WHAT IS EXPECTED:
Copy all the entries below exactly, but not the pictures.

— START EXTRACTED MATERIAL —

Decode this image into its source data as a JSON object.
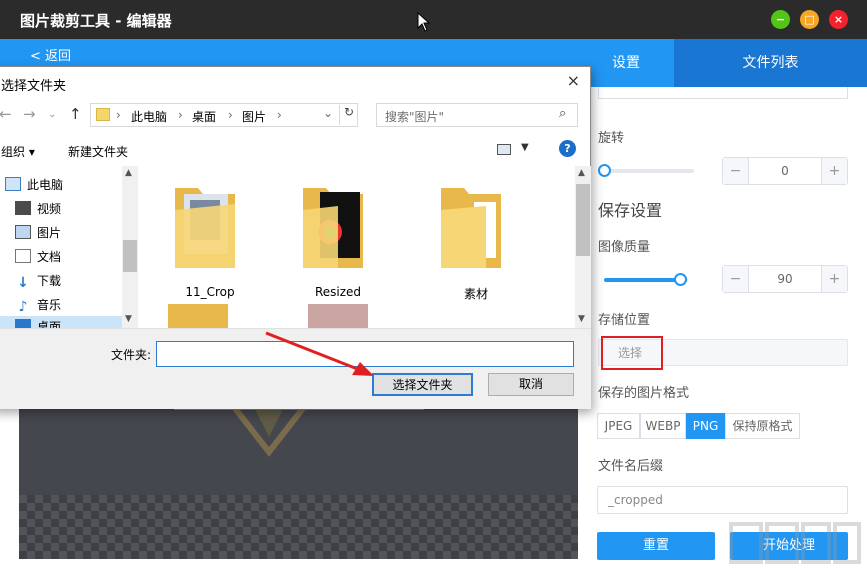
{
  "app": {
    "title": "图片裁剪工具 - 编辑器",
    "back_label": "< 返回"
  },
  "window_buttons": {
    "minimize": "−",
    "maximize": "□",
    "close": "×",
    "minimize_color": "#52c41a",
    "maximize_color": "#f5a623",
    "close_color": "#f5222d"
  },
  "tabs": {
    "settings": "设置",
    "file_list": "文件列表"
  },
  "settings": {
    "rotate_label": "旋转",
    "rotate_minus": "−",
    "rotate_value": "0",
    "rotate_plus": "+",
    "rotate_level": 0,
    "save_section": "保存设置",
    "quality_label": "图像质量",
    "quality_minus": "−",
    "quality_value": "90",
    "quality_plus": "+",
    "quality_level": 0.9,
    "location_label": "存储位置",
    "location_button": "选择",
    "format_label": "保存的图片格式",
    "formats": [
      "JPEG",
      "WEBP",
      "PNG",
      "保持原格式"
    ],
    "selected_format": "PNG",
    "suffix_label": "文件名后缀",
    "suffix_value": "_cropped",
    "reset_button": "重置",
    "start_button": "开始处理"
  },
  "dialog": {
    "title": "选择文件夹",
    "close": "×",
    "breadcrumb": [
      "此电脑",
      "桌面",
      "图片"
    ],
    "search_placeholder": "搜索\"图片\"",
    "organize": "组织 ▾",
    "new_folder": "新建文件夹",
    "help": "?",
    "nav_items": [
      {
        "label": "此电脑",
        "icon": "computer-icon"
      },
      {
        "label": "视频",
        "icon": "video-icon"
      },
      {
        "label": "图片",
        "icon": "picture-icon"
      },
      {
        "label": "文档",
        "icon": "document-icon"
      },
      {
        "label": "下载",
        "icon": "download-icon"
      },
      {
        "label": "音乐",
        "icon": "music-icon"
      },
      {
        "label": "桌面",
        "icon": "desktop-icon"
      }
    ],
    "folders": [
      "11_Crop",
      "Resized",
      "素材"
    ],
    "folder_label": "文件夹:",
    "folder_value": "",
    "select_button": "选择文件夹",
    "cancel_button": "取消"
  },
  "colors": {
    "accent": "#2196f3",
    "highlight": "#e02020"
  }
}
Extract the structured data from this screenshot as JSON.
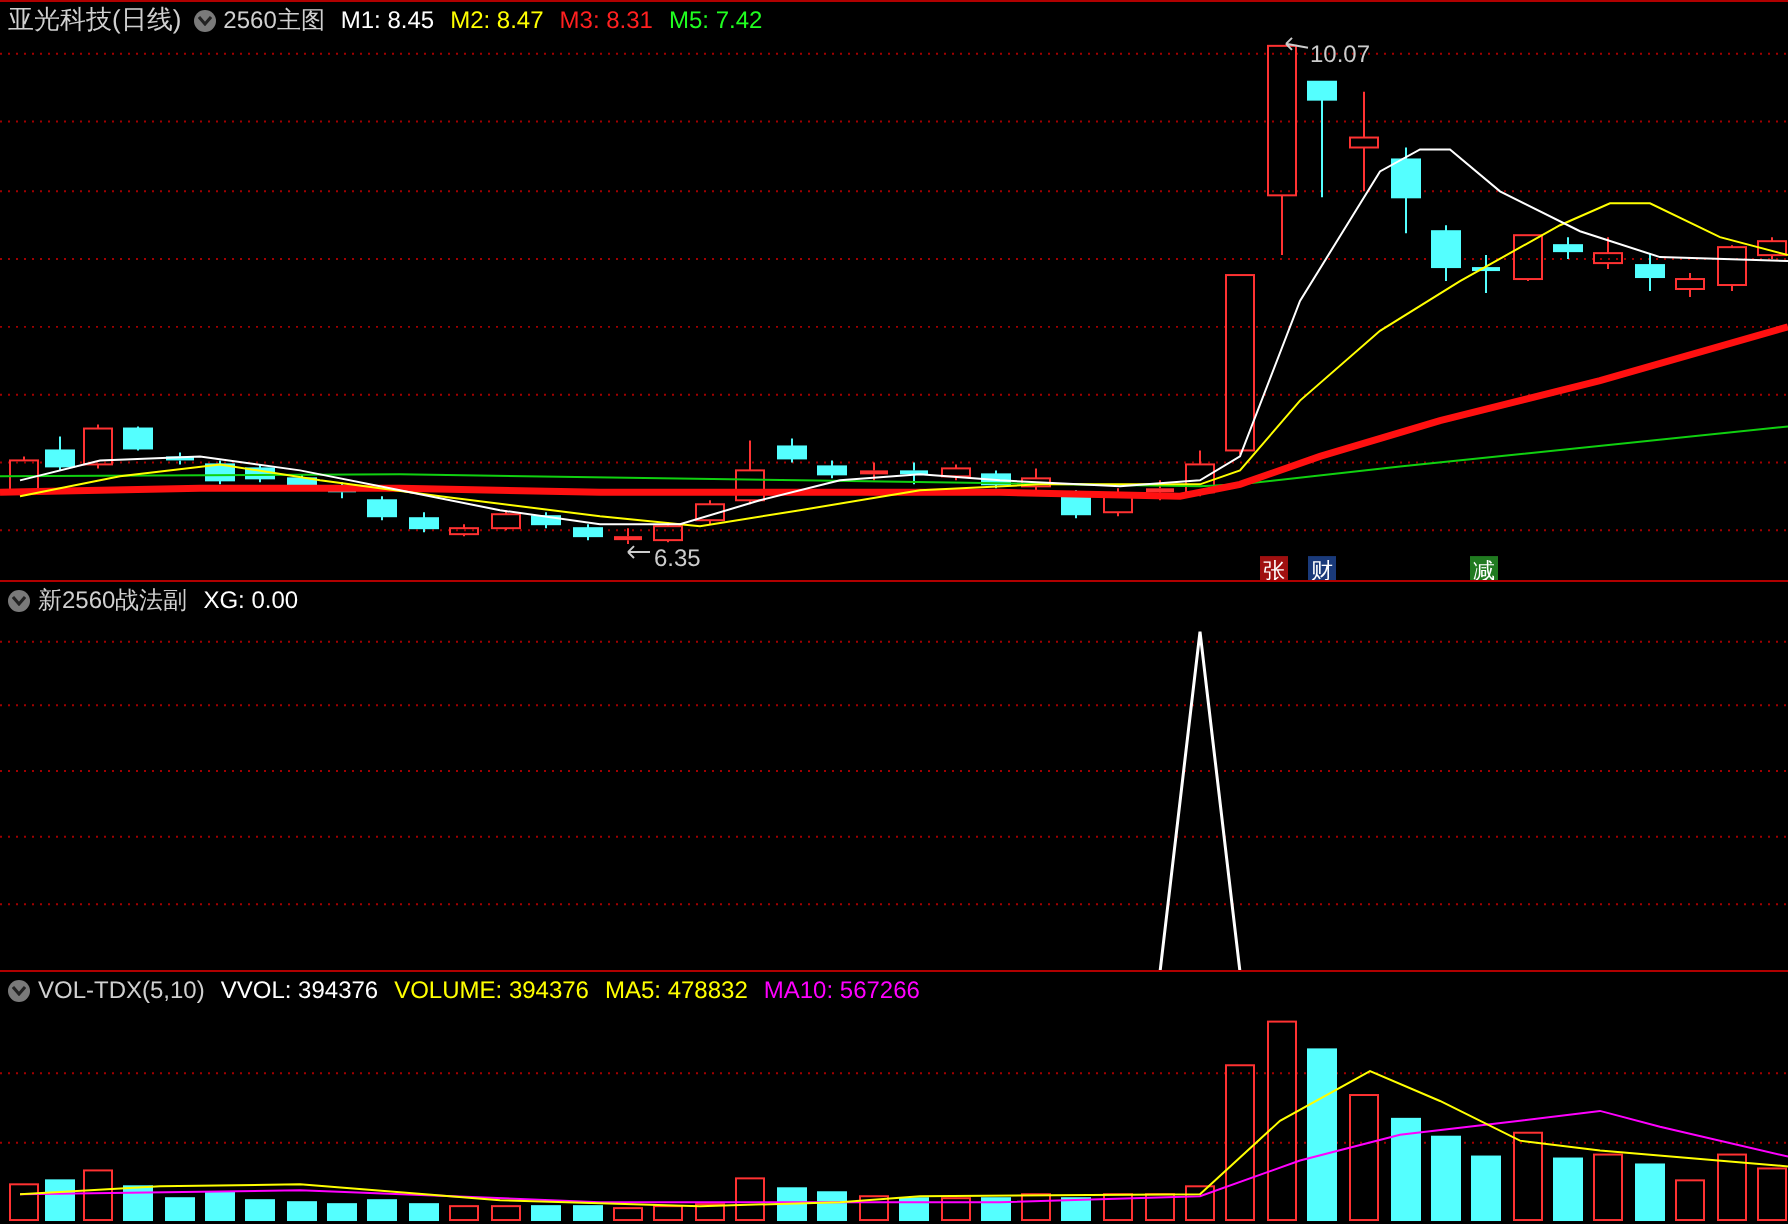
{
  "window": {
    "title": "亚光科技(日线)"
  },
  "main_panel": {
    "indicator": "2560主图",
    "readings": [
      {
        "label": "M1: 8.45",
        "color": "#ffffff"
      },
      {
        "label": "M2: 8.47",
        "color": "#ffff00"
      },
      {
        "label": "M3: 8.31",
        "color": "#ff2020"
      },
      {
        "label": "M5: 7.42",
        "color": "#20ff20"
      }
    ],
    "annotations": [
      {
        "text": "10.07"
      },
      {
        "text": "6.35"
      }
    ],
    "signals": [
      {
        "text": "张",
        "color": "#a01010"
      },
      {
        "text": "财",
        "color": "#1a3a7a"
      },
      {
        "text": "减",
        "color": "#207a20"
      }
    ]
  },
  "sub_panel": {
    "indicator": "新2560战法副",
    "readings": [
      {
        "label": "XG: 0.00",
        "color": "#ffffff"
      }
    ]
  },
  "volume_panel": {
    "indicator": "VOL-TDX(5,10)",
    "readings": [
      {
        "label": "VVOL: 394376",
        "color": "#ffffff"
      },
      {
        "label": "VOLUME: 394376",
        "color": "#ffff00"
      },
      {
        "label": "MA5: 478832",
        "color": "#ffff00"
      },
      {
        "label": "MA10: 567266",
        "color": "#ff00ff"
      }
    ]
  }
}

— END EXTRACTED MATERIAL —

FINISHED ANSWER:
Decode this image into its source data as a JSON object.
{
  "app": {
    "title": "图片裁剪工具 - 编辑器",
    "back_label": "< 返回"
  },
  "window_buttons": {
    "minimize": "−",
    "maximize": "□",
    "close": "×",
    "minimize_color": "#52c41a",
    "maximize_color": "#f5a623",
    "close_color": "#f5222d"
  },
  "tabs": {
    "settings": "设置",
    "file_list": "文件列表"
  },
  "settings": {
    "rotate_label": "旋转",
    "rotate_minus": "−",
    "rotate_value": "0",
    "rotate_plus": "+",
    "rotate_level": 0,
    "save_section": "保存设置",
    "quality_label": "图像质量",
    "quality_minus": "−",
    "quality_value": "90",
    "quality_plus": "+",
    "quality_level": 0.9,
    "location_label": "存储位置",
    "location_button": "选择",
    "format_label": "保存的图片格式",
    "formats": [
      "JPEG",
      "WEBP",
      "PNG",
      "保持原格式"
    ],
    "selected_format": "PNG",
    "suffix_label": "文件名后缀",
    "suffix_value": "_cropped",
    "reset_button": "重置",
    "start_button": "开始处理"
  },
  "dialog": {
    "title": "选择文件夹",
    "close": "×",
    "breadcrumb": [
      "此电脑",
      "桌面",
      "图片"
    ],
    "search_placeholder": "搜索\"图片\"",
    "organize": "组织 ▾",
    "new_folder": "新建文件夹",
    "help": "?",
    "nav_items": [
      {
        "label": "此电脑",
        "icon": "computer-icon"
      },
      {
        "label": "视频",
        "icon": "video-icon"
      },
      {
        "label": "图片",
        "icon": "picture-icon"
      },
      {
        "label": "文档",
        "icon": "document-icon"
      },
      {
        "label": "下载",
        "icon": "download-icon"
      },
      {
        "label": "音乐",
        "icon": "music-icon"
      },
      {
        "label": "桌面",
        "icon": "desktop-icon"
      }
    ],
    "folders": [
      "11_Crop",
      "Resized",
      "素材"
    ],
    "folder_label": "文件夹:",
    "folder_value": "",
    "select_button": "选择文件夹",
    "cancel_button": "取消"
  },
  "colors": {
    "accent": "#2196f3",
    "highlight": "#e02020"
  }
}
Extract the structured data from this screenshot as JSON.
{
  "window": {
    "title": "亚光科技(日线)"
  },
  "main_panel": {
    "indicator": "2560主图",
    "readings": [
      {
        "label": "M1: 8.45",
        "color": "#ffffff"
      },
      {
        "label": "M2: 8.47",
        "color": "#ffff00"
      },
      {
        "label": "M3: 8.31",
        "color": "#ff2020"
      },
      {
        "label": "M5: 7.42",
        "color": "#20ff20"
      }
    ],
    "annotations": [
      {
        "text": "10.07"
      },
      {
        "text": "6.35"
      }
    ],
    "signals": [
      {
        "text": "张",
        "color": "#a01010"
      },
      {
        "text": "财",
        "color": "#1a3a7a"
      },
      {
        "text": "减",
        "color": "#207a20"
      }
    ]
  },
  "sub_panel": {
    "indicator": "新2560战法副",
    "readings": [
      {
        "label": "XG: 0.00",
        "color": "#ffffff"
      }
    ]
  },
  "volume_panel": {
    "indicator": "VOL-TDX(5,10)",
    "readings": [
      {
        "label": "VVOL: 394376",
        "color": "#ffffff"
      },
      {
        "label": "VOLUME: 394376",
        "color": "#ffff00"
      },
      {
        "label": "MA5: 478832",
        "color": "#ffff00"
      },
      {
        "label": "MA10: 567266",
        "color": "#ff00ff"
      }
    ]
  }
}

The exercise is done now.